# SOURCE MATERIAL:

------------------------

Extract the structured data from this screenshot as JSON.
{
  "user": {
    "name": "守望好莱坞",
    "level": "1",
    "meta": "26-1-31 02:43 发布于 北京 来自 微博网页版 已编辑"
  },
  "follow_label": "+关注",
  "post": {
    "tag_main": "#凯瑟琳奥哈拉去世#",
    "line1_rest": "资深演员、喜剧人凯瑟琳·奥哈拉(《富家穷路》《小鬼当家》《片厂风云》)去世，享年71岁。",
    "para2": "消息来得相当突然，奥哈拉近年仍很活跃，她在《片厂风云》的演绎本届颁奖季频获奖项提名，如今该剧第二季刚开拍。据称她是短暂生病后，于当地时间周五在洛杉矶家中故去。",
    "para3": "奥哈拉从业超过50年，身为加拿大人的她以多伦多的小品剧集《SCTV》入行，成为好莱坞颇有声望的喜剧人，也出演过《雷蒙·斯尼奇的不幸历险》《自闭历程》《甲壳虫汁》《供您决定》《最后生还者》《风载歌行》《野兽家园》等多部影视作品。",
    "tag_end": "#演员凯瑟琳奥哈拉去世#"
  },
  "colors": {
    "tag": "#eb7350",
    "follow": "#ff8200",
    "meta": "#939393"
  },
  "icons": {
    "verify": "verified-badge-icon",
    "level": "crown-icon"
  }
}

------------------------

# EXERCISE AIM:
Which lines above contain the word "片厂风云"? Copy each of them.

# ANSWER TO THIS TASK:
    "line1_rest": "资深演员、喜剧人凯瑟琳·奥哈拉(《富家穷路》《小鬼当家》《片厂风云》)去世，享年71岁。",
    "para2": "消息来得相当突然，奥哈拉近年仍很活跃，她在《片厂风云》的演绎本届颁奖季频获奖项提名，如今该剧第二季刚开拍。据称她是短暂生病后，于当地时间周五在洛杉矶家中故去。",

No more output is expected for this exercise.